[Collection entries]

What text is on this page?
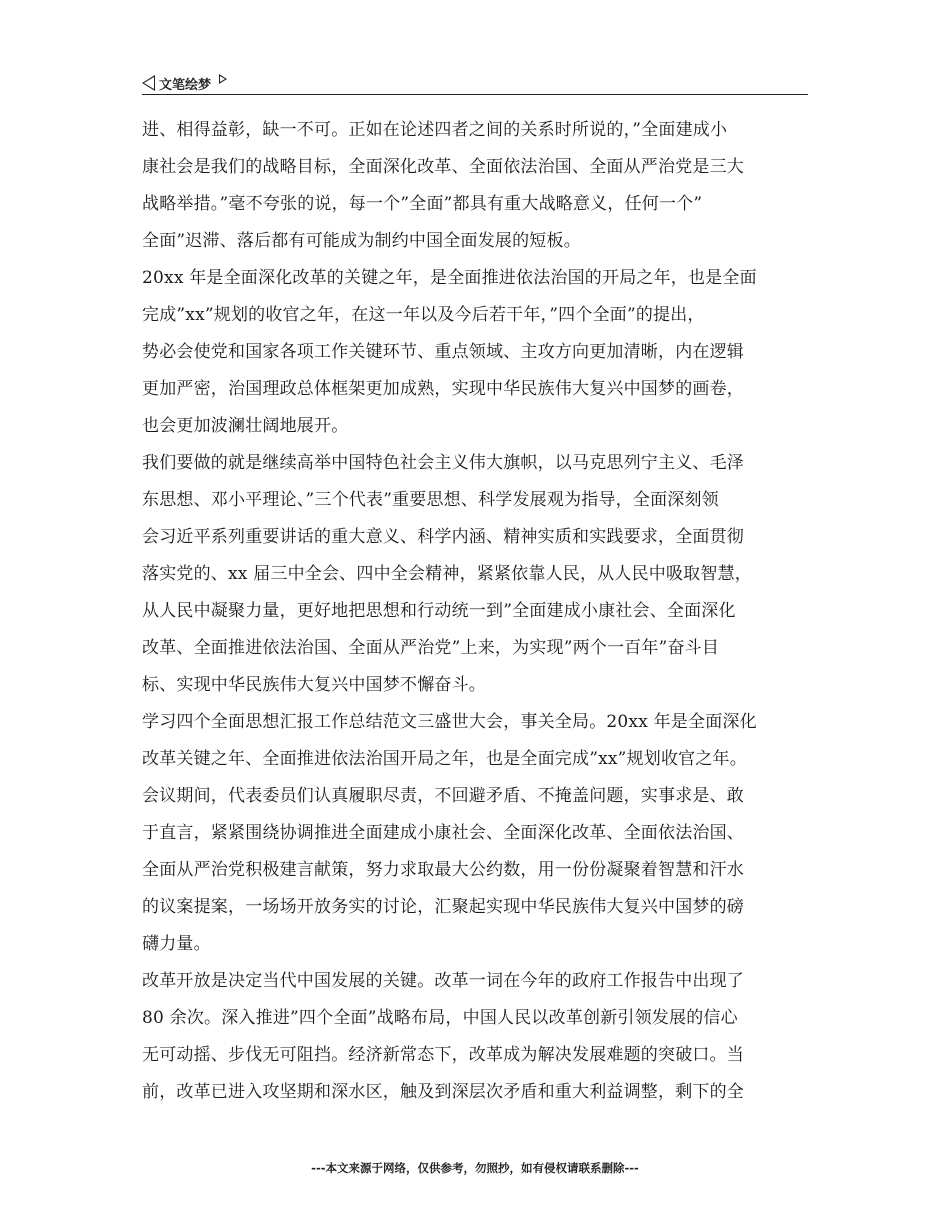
文笔绘梦
进、相得益彰，缺一不可。正如在论述四者之间的关系时所说的，”全面建成小
康社会是我们的战略目标，全面深化改革、全面依法治国、全面从严治党是三大
战略举措。”毫不夸张的说，每一个”全面”都具有重大战略意义，任何一个”
全面”迟滞、落后都有可能成为制约中国全面发展的短板。
20xx 年是全面深化改革的关键之年，是全面推进依法治国的开局之年，也是全面
完成”xx”规划的收官之年，在这一年以及今后若干年，”四个全面”的提出，
势必会使党和国家各项工作关键环节、重点领域、主攻方向更加清晰，内在逻辑
更加严密，治国理政总体框架更加成熟，实现中华民族伟大复兴中国梦的画卷，
也会更加波澜壮阔地展开。
我们要做的就是继续高举中国特色社会主义伟大旗帜，以马克思列宁主义、毛泽
东思想、邓小平理论、”三个代表”重要思想、科学发展观为指导，全面深刻领
会习近平系列重要讲话的重大意义、科学内涵、精神实质和实践要求，全面贯彻
落实党的、xx 届三中全会、四中全会精神，紧紧依靠人民，从人民中吸取智慧，
从人民中凝聚力量，更好地把思想和行动统一到”全面建成小康社会、全面深化
改革、全面推进依法治国、全面从严治党”上来，为实现”两个一百年”奋斗目
标、实现中华民族伟大复兴中国梦不懈奋斗。
学习四个全面思想汇报工作总结范文三盛世大会，事关全局。20xx 年是全面深化
改革关键之年、全面推进依法治国开局之年，也是全面完成”xx”规划收官之年。
会议期间，代表委员们认真履职尽责，不回避矛盾、不掩盖问题，实事求是、敢
于直言，紧紧围绕协调推进全面建成小康社会、全面深化改革、全面依法治国、
全面从严治党积极建言献策，努力求取最大公约数，用一份份凝聚着智慧和汗水
的议案提案，一场场开放务实的讨论，汇聚起实现中华民族伟大复兴中国梦的磅
礴力量。
改革开放是决定当代中国发展的关键。改革一词在今年的政府工作报告中出现了
80 余次。深入推进”四个全面”战略布局，中国人民以改革创新引领发展的信心
无可动摇、步伐无可阻挡。经济新常态下，改革成为解决发展难题的突破口。当
前，改革已进入攻坚期和深水区，触及到深层次矛盾和重大利益调整，剩下的全
---本文来源于网络，仅供参考，勿照抄，如有侵权请联系删除---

▸ Problem to solve
Reproduce every record word for word. The copy must contain no pictures.

▸ Worked solution
What text is on this page?
文笔绘梦
进、相得益彰，缺一不可。正如在论述四者之间的关系时所说的，”全面建成小
康社会是我们的战略目标，全面深化改革、全面依法治国、全面从严治党是三大
战略举措。”毫不夸张的说，每一个”全面”都具有重大战略意义，任何一个”
全面”迟滞、落后都有可能成为制约中国全面发展的短板。
20xx 年是全面深化改革的关键之年，是全面推进依法治国的开局之年，也是全面
完成”xx”规划的收官之年，在这一年以及今后若干年，”四个全面”的提出，
势必会使党和国家各项工作关键环节、重点领域、主攻方向更加清晰，内在逻辑
更加严密，治国理政总体框架更加成熟，实现中华民族伟大复兴中国梦的画卷，
也会更加波澜壮阔地展开。
我们要做的就是继续高举中国特色社会主义伟大旗帜，以马克思列宁主义、毛泽
东思想、邓小平理论、”三个代表”重要思想、科学发展观为指导，全面深刻领
会习近平系列重要讲话的重大意义、科学内涵、精神实质和实践要求，全面贯彻
落实党的、xx 届三中全会、四中全会精神，紧紧依靠人民，从人民中吸取智慧，
从人民中凝聚力量，更好地把思想和行动统一到”全面建成小康社会、全面深化
改革、全面推进依法治国、全面从严治党”上来，为实现”两个一百年”奋斗目
标、实现中华民族伟大复兴中国梦不懈奋斗。
学习四个全面思想汇报工作总结范文三盛世大会，事关全局。20xx 年是全面深化
改革关键之年、全面推进依法治国开局之年，也是全面完成”xx”规划收官之年。
会议期间，代表委员们认真履职尽责，不回避矛盾、不掩盖问题，实事求是、敢
于直言，紧紧围绕协调推进全面建成小康社会、全面深化改革、全面依法治国、
全面从严治党积极建言献策，努力求取最大公约数，用一份份凝聚着智慧和汗水
的议案提案，一场场开放务实的讨论，汇聚起实现中华民族伟大复兴中国梦的磅
礴力量。
改革开放是决定当代中国发展的关键。改革一词在今年的政府工作报告中出现了
80 余次。深入推进”四个全面”战略布局，中国人民以改革创新引领发展的信心
无可动摇、步伐无可阻挡。经济新常态下，改革成为解决发展难题的突破口。当
前，改革已进入攻坚期和深水区，触及到深层次矛盾和重大利益调整，剩下的全
---本文来源于网络，仅供参考，勿照抄，如有侵权请联系删除---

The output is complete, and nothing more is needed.